Your answer should be a single number: the count of lines that include the word "Mbps".

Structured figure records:
-- START --
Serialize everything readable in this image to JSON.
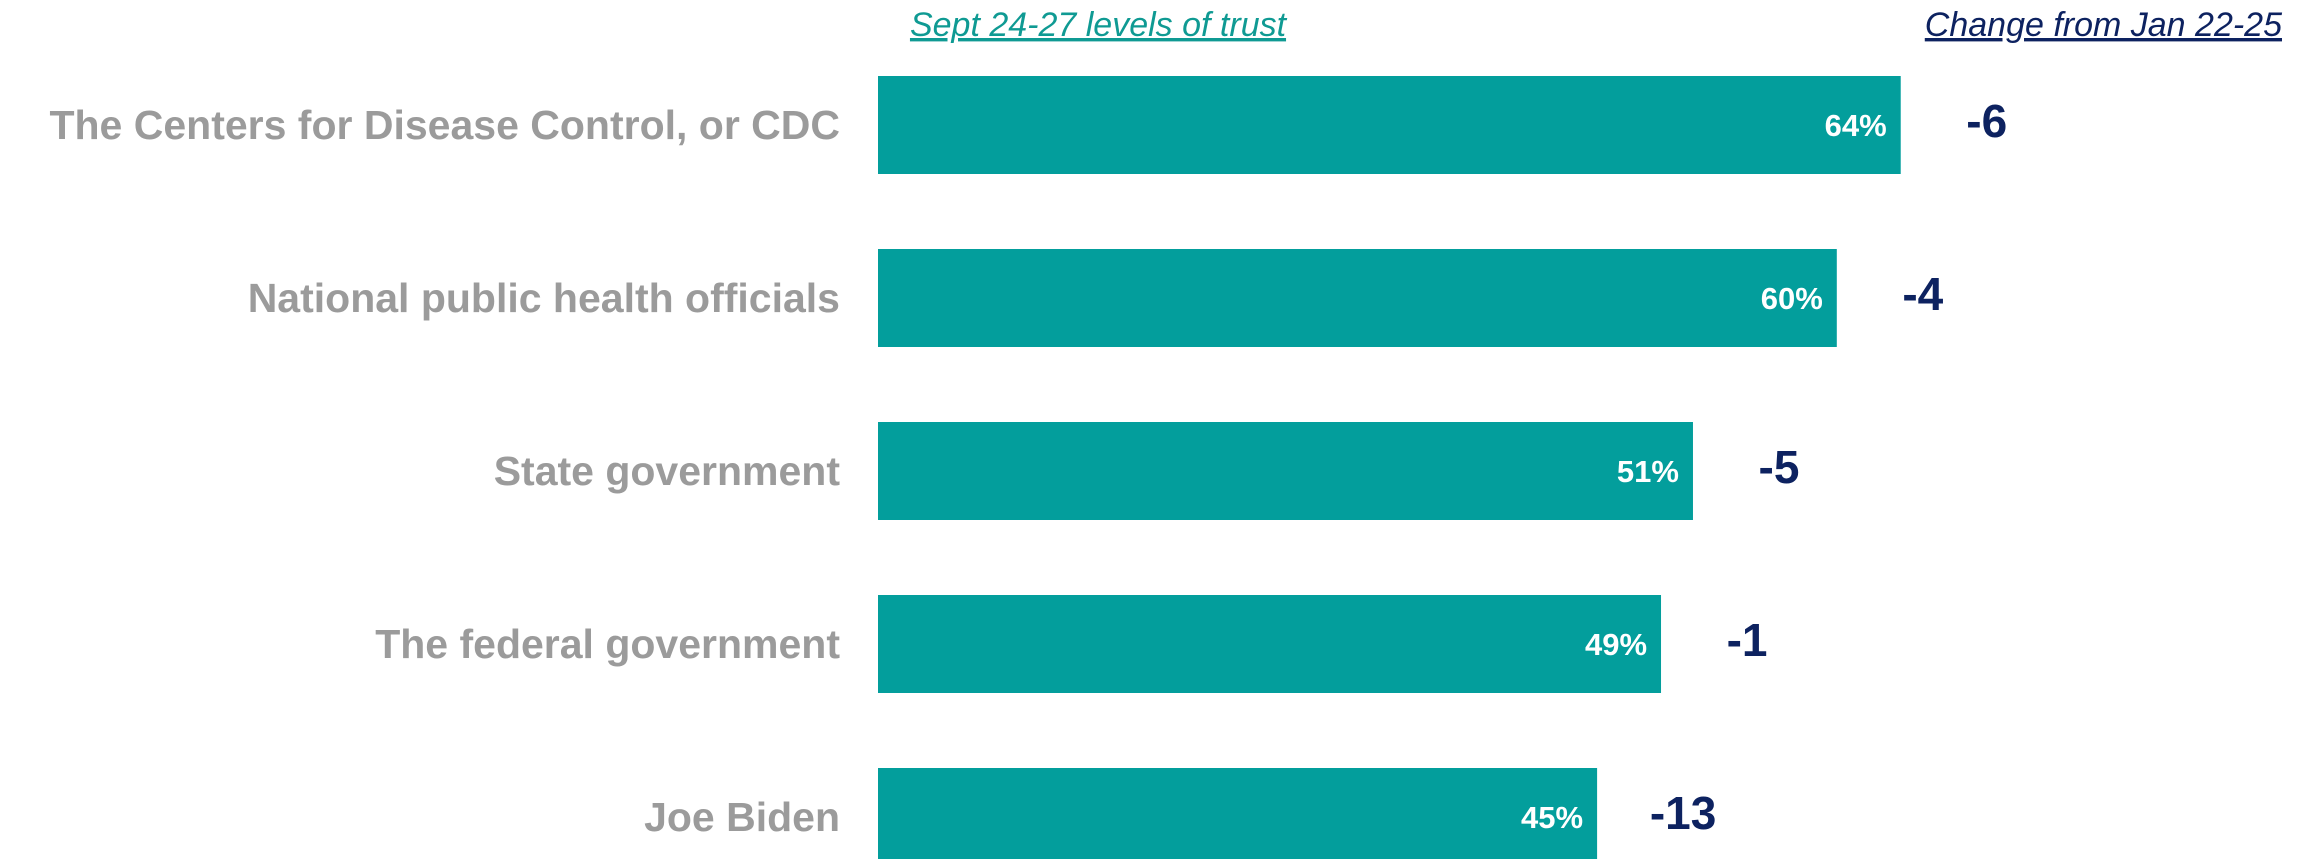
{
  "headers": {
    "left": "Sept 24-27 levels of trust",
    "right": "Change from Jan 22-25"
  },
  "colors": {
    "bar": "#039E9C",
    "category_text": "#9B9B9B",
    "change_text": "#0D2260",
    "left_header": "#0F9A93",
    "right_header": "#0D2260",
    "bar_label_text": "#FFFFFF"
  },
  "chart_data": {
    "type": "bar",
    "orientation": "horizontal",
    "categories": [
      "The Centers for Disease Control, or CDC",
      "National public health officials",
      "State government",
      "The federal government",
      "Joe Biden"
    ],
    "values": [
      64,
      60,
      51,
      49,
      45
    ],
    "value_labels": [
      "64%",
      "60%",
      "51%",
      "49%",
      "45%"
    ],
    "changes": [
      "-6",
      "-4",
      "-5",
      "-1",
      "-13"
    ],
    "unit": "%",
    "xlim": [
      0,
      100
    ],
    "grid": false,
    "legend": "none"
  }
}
-- END --
-- START --
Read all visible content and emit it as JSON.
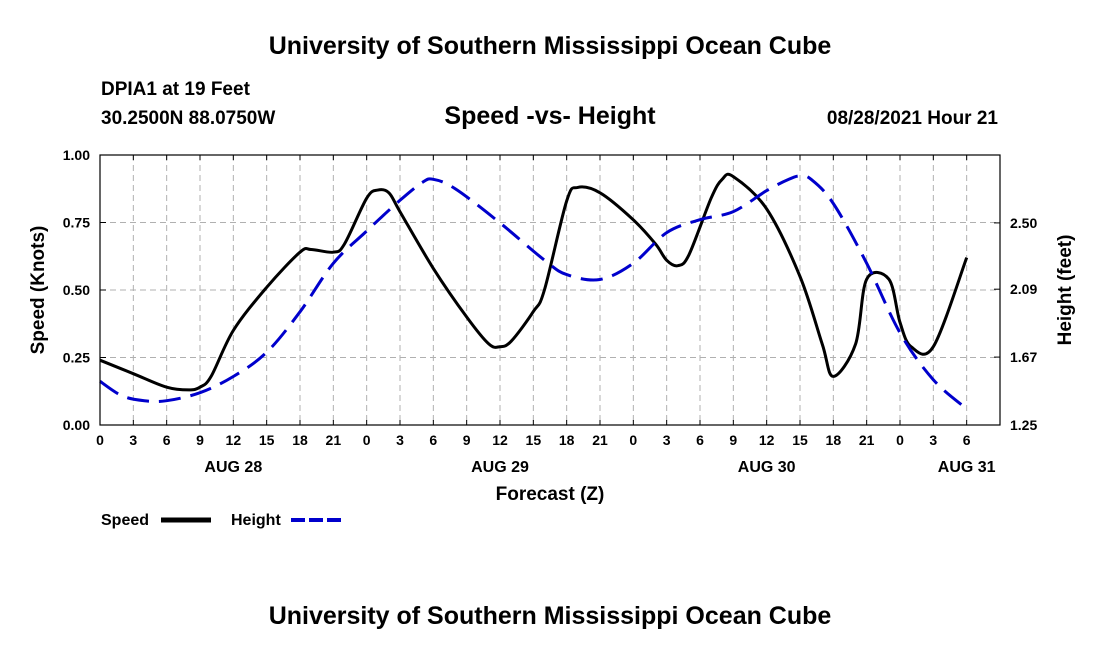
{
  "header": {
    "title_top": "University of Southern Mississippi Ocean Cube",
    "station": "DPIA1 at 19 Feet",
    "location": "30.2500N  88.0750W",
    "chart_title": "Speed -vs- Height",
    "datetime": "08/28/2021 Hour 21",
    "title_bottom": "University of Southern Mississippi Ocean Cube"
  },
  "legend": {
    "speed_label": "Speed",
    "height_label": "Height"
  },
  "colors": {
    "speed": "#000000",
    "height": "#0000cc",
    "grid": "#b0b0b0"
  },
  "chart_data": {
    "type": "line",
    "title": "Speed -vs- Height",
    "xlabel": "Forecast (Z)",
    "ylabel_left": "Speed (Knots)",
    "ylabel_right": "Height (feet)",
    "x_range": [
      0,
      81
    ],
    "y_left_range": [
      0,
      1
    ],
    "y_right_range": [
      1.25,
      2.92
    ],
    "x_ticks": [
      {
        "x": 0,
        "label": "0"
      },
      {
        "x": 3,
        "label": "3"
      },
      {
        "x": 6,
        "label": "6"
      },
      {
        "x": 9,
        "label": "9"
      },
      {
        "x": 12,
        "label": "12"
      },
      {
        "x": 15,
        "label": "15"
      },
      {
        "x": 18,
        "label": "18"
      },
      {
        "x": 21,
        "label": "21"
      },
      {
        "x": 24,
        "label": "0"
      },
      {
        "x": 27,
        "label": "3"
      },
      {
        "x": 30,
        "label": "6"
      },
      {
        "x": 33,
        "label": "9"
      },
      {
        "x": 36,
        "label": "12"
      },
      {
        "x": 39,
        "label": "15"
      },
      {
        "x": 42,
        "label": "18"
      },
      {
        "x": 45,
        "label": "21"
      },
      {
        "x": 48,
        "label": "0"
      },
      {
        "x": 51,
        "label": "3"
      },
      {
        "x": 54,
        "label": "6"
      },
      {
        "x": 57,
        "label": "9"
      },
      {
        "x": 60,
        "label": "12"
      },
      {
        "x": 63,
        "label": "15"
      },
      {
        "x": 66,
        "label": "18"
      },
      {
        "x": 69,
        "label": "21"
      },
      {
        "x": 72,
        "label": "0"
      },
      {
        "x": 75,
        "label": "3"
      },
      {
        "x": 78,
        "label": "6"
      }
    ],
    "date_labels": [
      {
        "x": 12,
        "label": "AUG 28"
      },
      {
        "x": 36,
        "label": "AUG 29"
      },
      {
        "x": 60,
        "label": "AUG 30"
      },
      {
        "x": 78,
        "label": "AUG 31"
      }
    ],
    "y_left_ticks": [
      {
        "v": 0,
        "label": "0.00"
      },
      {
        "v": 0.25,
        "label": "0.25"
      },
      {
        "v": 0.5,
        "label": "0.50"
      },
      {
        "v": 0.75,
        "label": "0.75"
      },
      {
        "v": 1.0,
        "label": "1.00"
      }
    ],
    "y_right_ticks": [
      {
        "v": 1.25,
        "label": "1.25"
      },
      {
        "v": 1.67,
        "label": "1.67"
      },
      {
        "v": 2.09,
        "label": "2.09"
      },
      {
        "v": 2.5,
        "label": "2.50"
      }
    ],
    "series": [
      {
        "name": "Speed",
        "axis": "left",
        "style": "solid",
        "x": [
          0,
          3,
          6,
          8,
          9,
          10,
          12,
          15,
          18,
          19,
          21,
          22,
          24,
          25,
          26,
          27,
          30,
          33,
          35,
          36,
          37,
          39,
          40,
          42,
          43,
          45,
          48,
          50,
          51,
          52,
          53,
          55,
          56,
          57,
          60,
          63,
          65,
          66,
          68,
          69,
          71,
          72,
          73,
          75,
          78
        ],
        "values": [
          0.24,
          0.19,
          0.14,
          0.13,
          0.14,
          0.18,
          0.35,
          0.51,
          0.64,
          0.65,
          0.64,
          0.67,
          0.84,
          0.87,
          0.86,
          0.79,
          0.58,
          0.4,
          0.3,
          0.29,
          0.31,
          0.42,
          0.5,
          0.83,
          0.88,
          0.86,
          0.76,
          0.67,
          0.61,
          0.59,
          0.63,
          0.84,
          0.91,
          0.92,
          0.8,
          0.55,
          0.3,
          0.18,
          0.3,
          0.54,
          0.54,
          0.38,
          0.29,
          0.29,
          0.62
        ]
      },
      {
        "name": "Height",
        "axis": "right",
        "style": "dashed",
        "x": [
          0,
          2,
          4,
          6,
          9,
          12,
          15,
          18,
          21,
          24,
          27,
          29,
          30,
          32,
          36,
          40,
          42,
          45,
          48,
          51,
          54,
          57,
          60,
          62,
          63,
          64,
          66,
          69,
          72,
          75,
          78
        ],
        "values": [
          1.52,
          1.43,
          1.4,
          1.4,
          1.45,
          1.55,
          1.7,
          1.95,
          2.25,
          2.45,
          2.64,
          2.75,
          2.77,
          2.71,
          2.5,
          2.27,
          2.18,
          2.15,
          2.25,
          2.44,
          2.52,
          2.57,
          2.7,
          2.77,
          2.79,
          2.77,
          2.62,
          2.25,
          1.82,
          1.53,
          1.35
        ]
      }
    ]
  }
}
-- END --
-- START --
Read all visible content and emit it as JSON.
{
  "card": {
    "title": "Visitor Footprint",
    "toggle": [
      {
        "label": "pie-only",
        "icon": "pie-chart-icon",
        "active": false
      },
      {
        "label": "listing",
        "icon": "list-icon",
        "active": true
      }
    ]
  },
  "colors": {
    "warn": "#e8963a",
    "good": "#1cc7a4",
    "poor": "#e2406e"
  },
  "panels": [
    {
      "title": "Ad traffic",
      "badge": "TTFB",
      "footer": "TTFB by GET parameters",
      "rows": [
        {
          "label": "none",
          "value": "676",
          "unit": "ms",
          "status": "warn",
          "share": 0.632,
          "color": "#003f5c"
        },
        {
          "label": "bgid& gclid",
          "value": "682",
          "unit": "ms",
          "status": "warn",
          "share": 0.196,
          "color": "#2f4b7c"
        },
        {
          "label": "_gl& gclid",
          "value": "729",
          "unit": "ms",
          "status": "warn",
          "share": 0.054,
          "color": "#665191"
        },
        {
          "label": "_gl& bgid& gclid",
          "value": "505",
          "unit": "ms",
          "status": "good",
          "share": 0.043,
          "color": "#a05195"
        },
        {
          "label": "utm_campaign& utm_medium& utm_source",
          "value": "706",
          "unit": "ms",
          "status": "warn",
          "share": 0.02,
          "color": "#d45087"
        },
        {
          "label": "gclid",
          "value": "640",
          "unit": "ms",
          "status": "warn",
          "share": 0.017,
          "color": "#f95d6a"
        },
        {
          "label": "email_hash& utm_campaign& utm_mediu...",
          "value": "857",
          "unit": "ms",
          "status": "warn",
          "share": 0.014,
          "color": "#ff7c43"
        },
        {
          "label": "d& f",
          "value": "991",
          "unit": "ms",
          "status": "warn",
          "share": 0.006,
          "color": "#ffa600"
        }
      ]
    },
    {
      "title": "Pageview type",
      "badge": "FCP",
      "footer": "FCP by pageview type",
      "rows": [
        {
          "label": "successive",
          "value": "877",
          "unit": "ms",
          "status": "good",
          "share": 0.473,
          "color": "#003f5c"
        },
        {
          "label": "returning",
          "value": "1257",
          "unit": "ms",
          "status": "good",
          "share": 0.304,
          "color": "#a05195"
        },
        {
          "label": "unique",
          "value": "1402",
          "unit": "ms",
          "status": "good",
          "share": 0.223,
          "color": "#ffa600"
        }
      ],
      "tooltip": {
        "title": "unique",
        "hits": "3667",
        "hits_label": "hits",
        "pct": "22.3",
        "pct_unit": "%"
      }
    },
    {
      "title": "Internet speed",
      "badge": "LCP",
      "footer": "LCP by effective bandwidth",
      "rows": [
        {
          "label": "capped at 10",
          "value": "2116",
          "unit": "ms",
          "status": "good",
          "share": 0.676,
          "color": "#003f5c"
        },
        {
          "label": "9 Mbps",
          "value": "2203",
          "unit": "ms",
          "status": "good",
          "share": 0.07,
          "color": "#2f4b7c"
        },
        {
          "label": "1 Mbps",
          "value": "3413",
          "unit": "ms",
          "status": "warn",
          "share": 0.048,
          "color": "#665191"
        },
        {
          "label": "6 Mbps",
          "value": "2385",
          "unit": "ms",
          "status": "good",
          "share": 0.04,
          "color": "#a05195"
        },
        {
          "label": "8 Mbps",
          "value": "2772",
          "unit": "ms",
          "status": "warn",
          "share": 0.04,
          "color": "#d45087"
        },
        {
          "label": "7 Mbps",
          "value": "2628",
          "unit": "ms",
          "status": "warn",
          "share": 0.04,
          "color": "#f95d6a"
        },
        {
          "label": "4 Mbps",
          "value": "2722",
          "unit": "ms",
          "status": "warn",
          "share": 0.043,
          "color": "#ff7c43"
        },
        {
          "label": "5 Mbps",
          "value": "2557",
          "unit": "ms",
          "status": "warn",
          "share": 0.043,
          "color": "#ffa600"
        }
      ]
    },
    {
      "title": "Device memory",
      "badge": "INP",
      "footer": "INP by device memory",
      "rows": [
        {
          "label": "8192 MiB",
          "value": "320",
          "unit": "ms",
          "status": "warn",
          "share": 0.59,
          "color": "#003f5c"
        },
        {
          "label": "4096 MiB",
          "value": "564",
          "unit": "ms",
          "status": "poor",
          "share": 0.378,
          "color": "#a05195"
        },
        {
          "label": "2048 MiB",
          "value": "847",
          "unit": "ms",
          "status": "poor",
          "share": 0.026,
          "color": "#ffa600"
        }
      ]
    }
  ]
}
-- END --
Reply to the exercise => 7